* [What to work on]:
Skip the images. Copy the records exactly as written.

* [Rows]:

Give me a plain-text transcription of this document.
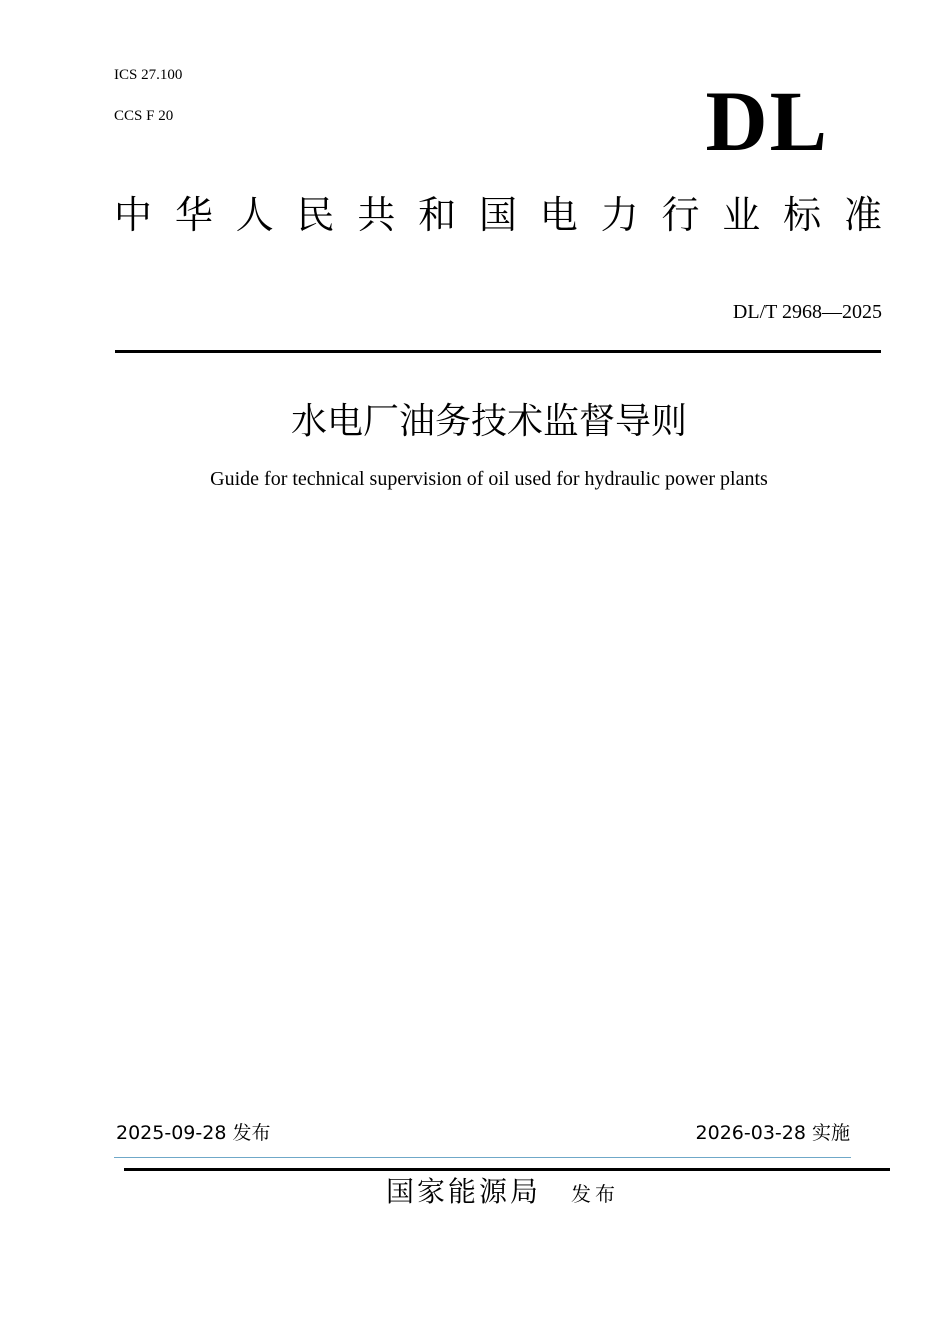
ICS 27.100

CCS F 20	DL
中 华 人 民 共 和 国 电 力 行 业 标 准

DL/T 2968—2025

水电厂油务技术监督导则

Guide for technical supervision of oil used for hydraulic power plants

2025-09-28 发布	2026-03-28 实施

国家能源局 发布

* [Output for this task]:
Give me a plain-text transcription of this document.
ICS 27.100

CCS F 20	DL
中 华 人 民 共 和 国 电 力 行 业 标 准

DL/T 2968—2025

水电厂油务技术监督导则

Guide for technical supervision of oil used for hydraulic power plants

2025-09-28 发布	2026-03-28 实施

国家能源局 发布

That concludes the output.